Write each line exactly, from the line that holds "Parse this screenshot: output" through the final line of the material, and no other line.

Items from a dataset
↓↓↓

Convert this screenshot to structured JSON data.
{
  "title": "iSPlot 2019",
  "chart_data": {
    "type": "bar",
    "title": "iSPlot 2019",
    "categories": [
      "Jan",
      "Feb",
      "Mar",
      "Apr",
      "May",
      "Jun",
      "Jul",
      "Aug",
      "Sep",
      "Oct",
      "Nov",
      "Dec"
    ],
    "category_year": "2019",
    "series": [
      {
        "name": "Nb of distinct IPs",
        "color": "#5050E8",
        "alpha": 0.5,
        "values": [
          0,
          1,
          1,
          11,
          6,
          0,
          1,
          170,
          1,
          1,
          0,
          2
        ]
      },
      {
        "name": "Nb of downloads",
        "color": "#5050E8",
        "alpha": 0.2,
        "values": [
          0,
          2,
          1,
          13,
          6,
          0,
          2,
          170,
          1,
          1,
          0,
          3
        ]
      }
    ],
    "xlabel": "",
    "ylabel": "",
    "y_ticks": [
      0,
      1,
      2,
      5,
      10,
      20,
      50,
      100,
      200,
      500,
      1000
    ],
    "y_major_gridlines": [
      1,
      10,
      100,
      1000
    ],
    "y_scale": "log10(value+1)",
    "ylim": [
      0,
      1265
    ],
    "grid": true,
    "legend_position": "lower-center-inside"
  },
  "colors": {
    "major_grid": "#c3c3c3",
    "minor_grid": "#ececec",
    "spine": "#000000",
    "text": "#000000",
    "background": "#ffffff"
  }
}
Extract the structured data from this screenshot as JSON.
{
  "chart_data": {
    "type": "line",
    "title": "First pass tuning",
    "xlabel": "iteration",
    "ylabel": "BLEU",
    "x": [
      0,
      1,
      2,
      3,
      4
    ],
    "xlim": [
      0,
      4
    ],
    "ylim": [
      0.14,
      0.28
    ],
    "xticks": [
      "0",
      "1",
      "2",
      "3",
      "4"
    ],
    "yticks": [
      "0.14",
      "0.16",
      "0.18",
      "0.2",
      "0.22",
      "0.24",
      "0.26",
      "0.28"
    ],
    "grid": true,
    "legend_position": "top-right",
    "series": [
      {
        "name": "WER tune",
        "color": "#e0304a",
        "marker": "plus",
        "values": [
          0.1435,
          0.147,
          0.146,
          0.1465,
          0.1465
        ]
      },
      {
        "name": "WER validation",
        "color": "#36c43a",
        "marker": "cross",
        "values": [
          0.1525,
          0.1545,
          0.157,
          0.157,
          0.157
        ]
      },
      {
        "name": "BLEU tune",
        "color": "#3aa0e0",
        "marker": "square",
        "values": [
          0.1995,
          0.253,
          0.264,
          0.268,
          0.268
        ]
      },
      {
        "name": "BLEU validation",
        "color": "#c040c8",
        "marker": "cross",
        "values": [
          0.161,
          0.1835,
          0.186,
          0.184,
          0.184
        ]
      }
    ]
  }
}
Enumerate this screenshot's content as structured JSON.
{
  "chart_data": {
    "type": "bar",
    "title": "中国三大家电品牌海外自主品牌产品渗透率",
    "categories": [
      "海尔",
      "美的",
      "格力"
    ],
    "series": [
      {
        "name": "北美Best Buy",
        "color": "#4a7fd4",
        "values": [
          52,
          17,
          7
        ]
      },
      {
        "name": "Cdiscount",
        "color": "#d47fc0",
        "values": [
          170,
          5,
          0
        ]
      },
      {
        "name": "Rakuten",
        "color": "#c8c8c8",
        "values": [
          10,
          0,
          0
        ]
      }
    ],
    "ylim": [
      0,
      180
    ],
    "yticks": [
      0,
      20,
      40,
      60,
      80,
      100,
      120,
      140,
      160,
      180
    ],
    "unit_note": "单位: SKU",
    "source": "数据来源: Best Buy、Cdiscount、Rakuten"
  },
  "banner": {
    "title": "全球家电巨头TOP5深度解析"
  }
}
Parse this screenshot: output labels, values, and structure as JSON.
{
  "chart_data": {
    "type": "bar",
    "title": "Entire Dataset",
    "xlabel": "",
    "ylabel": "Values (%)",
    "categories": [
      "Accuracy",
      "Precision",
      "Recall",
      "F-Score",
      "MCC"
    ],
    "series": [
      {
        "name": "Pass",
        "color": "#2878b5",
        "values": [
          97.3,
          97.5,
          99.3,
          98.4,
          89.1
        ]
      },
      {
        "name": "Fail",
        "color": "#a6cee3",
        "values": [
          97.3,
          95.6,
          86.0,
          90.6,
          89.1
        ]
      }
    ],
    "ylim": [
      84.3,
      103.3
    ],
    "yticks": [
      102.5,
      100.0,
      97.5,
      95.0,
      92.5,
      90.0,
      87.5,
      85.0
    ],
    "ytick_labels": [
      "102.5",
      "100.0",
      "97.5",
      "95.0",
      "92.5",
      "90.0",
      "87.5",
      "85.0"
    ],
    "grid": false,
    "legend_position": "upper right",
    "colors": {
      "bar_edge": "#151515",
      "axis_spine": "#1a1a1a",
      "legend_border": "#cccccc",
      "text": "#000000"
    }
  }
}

↑↑↑

**Solution to the exercise:**
Parse this screenshot: output labels, values, and structure as JSON.
{
  "chart_data": {
    "type": "bar",
    "title": "Entire Dataset",
    "xlabel": "",
    "ylabel": "Values (%)",
    "categories": [
      "Accuracy",
      "Precision",
      "Recall",
      "F-Score",
      "MCC"
    ],
    "series": [
      {
        "name": "Pass",
        "color": "#2878b5",
        "values": [
          97.3,
          97.5,
          99.3,
          98.4,
          89.1
        ]
      },
      {
        "name": "Fail",
        "color": "#a6cee3",
        "values": [
          97.3,
          95.6,
          86.0,
          90.6,
          89.1
        ]
      }
    ],
    "ylim": [
      84.3,
      103.3
    ],
    "yticks": [
      102.5,
      100.0,
      97.5,
      95.0,
      92.5,
      90.0,
      87.5,
      85.0
    ],
    "ytick_labels": [
      "102.5",
      "100.0",
      "97.5",
      "95.0",
      "92.5",
      "90.0",
      "87.5",
      "85.0"
    ],
    "grid": false,
    "legend_position": "upper right",
    "colors": {
      "bar_edge": "#151515",
      "axis_spine": "#1a1a1a",
      "legend_border": "#cccccc",
      "text": "#000000"
    }
  }
}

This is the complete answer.